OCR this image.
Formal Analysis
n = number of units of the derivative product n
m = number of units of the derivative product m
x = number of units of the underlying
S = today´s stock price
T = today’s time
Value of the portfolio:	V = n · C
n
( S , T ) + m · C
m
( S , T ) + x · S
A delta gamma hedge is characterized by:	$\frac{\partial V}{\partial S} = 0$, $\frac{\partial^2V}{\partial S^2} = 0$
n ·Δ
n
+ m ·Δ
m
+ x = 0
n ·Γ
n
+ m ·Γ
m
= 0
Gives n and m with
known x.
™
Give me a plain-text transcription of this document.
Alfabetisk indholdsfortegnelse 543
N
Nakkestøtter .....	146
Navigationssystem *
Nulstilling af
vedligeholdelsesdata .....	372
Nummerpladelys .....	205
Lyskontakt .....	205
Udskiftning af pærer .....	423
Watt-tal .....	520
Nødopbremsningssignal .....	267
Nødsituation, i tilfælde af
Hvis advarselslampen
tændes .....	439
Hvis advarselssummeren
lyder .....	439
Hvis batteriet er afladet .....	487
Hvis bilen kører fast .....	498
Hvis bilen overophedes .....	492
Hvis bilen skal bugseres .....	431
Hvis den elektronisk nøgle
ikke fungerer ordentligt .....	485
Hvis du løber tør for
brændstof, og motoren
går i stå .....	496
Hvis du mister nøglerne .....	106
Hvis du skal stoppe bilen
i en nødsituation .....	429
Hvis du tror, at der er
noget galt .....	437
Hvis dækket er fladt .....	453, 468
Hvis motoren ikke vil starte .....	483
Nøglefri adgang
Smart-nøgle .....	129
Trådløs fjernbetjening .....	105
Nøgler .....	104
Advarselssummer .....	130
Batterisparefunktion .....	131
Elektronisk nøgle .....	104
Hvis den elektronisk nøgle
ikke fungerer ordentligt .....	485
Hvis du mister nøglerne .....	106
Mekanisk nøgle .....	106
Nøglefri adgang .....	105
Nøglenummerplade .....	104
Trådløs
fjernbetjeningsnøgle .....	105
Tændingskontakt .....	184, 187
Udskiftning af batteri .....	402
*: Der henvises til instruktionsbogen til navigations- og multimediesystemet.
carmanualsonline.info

+-------+

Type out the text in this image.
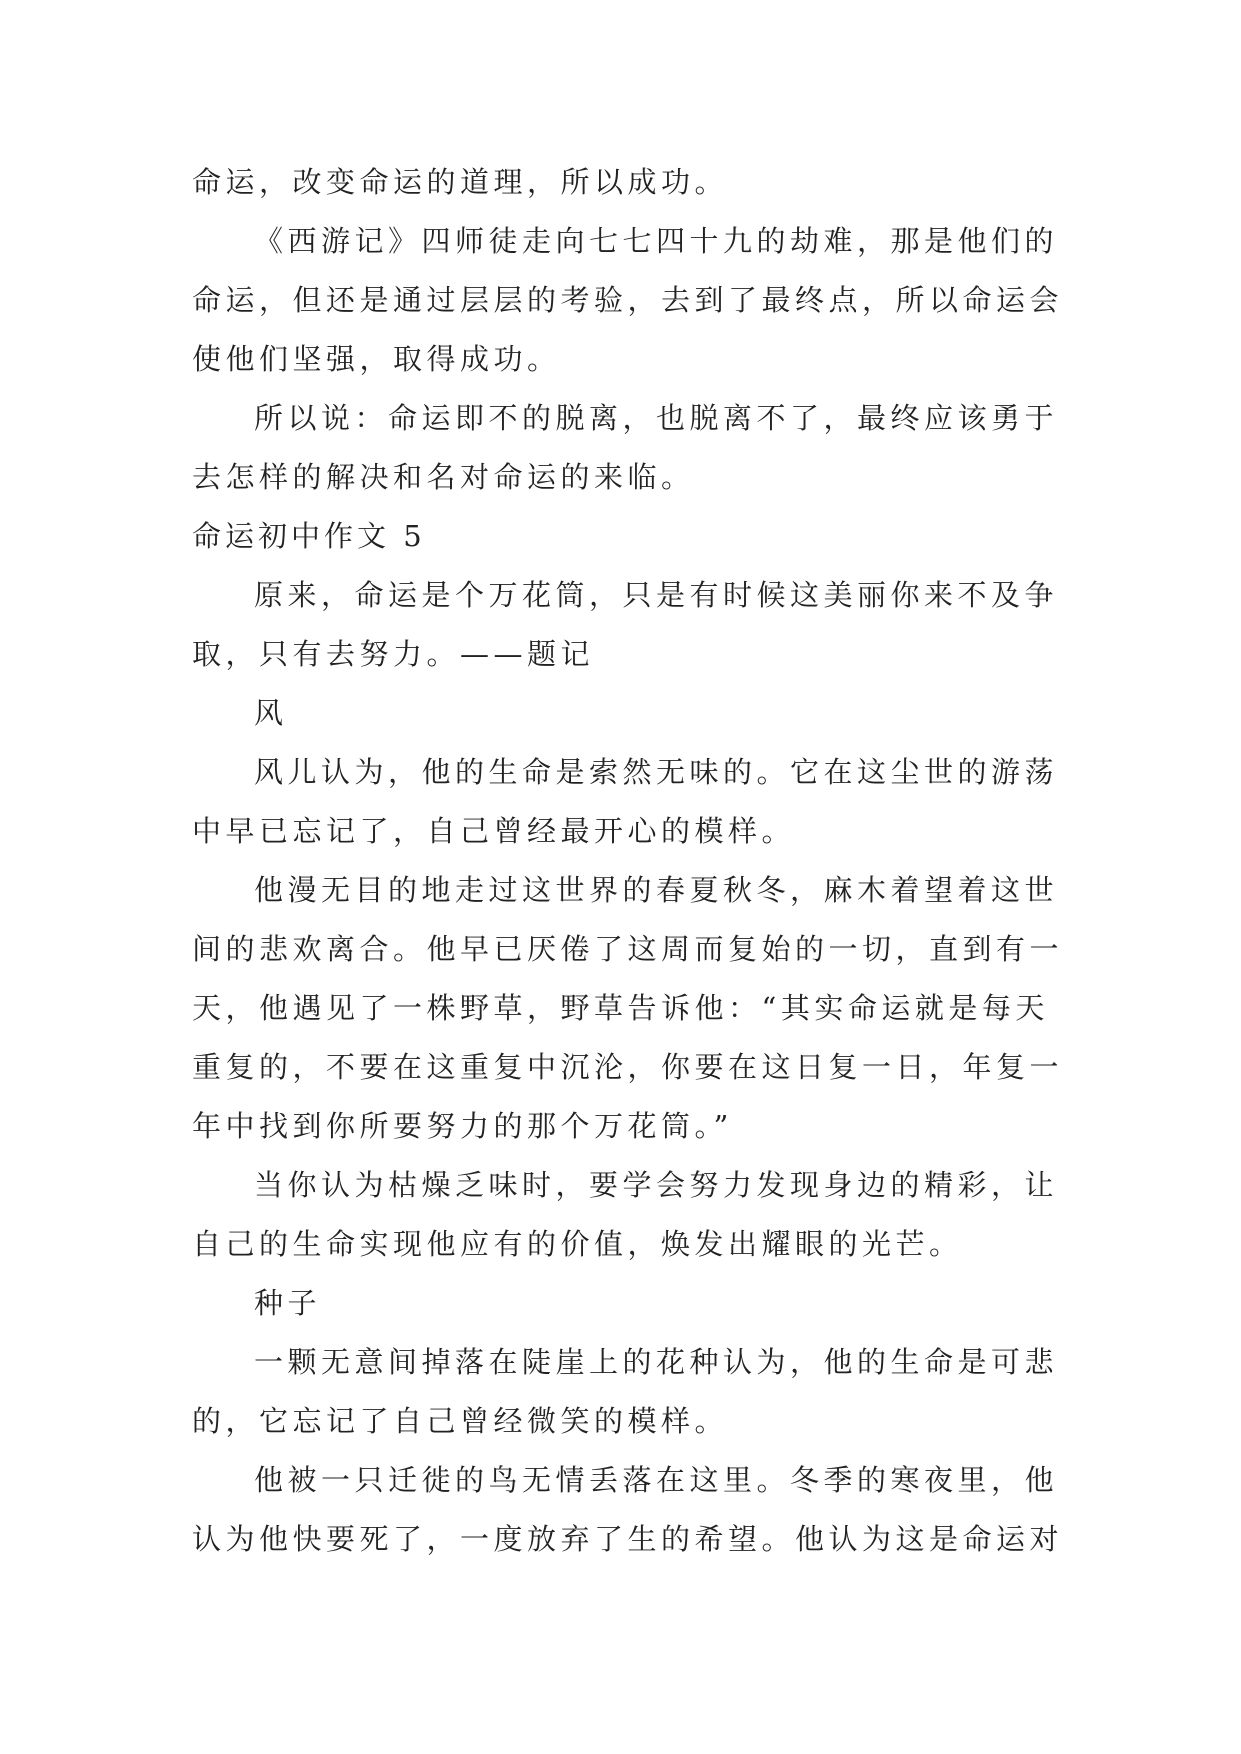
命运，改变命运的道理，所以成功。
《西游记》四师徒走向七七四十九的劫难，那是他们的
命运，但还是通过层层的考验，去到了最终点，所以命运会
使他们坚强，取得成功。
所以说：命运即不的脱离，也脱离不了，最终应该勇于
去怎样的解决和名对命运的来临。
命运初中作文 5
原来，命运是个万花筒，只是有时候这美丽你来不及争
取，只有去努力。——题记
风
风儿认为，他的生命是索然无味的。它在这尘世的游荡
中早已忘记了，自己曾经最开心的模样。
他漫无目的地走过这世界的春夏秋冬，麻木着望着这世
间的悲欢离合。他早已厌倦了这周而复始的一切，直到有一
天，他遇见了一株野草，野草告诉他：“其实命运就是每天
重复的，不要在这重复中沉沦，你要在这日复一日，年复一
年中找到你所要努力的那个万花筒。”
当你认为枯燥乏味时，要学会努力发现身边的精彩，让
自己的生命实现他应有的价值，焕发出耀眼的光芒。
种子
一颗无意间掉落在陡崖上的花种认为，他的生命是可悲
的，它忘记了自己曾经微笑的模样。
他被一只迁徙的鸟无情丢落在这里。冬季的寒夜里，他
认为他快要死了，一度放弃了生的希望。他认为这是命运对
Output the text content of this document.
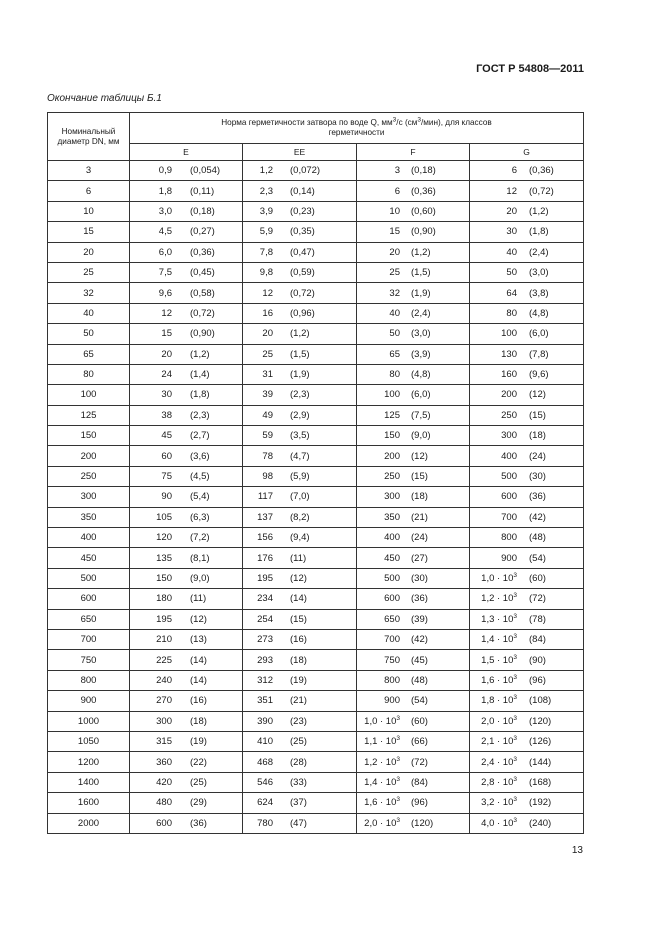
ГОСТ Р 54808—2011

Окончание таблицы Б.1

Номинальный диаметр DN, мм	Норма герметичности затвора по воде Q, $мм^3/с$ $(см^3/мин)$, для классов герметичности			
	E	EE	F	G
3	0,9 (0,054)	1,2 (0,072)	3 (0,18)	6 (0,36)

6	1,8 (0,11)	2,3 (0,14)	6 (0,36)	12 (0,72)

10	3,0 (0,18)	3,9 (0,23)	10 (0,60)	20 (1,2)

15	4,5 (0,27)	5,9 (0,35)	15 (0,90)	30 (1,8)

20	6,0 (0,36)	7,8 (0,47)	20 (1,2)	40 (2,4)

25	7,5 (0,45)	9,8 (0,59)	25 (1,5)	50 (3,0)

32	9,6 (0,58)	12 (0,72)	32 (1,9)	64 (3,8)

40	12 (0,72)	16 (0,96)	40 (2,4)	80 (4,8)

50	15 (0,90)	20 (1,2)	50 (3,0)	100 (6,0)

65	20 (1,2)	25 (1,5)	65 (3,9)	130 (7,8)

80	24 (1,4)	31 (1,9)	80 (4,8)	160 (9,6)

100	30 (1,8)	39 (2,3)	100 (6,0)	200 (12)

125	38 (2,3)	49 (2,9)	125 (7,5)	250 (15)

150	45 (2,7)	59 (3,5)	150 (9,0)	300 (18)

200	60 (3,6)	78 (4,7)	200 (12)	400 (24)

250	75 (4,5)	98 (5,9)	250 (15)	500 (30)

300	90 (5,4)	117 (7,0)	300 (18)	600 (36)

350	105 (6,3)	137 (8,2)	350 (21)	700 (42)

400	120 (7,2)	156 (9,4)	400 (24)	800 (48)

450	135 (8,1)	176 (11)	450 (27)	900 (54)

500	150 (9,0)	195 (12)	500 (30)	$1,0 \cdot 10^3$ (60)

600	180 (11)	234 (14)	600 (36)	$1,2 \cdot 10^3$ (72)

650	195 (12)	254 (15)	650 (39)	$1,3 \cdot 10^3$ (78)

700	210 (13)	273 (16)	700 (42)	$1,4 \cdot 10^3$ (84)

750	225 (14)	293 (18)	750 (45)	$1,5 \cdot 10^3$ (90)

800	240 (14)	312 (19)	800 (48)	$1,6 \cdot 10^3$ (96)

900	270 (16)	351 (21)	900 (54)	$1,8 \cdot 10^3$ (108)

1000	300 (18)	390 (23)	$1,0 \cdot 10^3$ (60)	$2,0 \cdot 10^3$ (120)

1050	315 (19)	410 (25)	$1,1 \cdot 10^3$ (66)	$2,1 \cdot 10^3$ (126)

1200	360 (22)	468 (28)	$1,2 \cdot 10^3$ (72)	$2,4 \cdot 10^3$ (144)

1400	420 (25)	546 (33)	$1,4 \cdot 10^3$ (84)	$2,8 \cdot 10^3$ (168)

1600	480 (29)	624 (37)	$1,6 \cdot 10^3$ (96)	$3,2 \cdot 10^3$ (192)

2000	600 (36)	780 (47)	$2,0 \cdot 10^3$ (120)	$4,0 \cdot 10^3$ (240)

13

+-------+

• [YOUR TASK] Select every line in the records above that contains the word "number".

• [WRITTEN SOLUTION]
n = number of units of the derivative product n
m = number of units of the derivative product m
x = number of units of the underlying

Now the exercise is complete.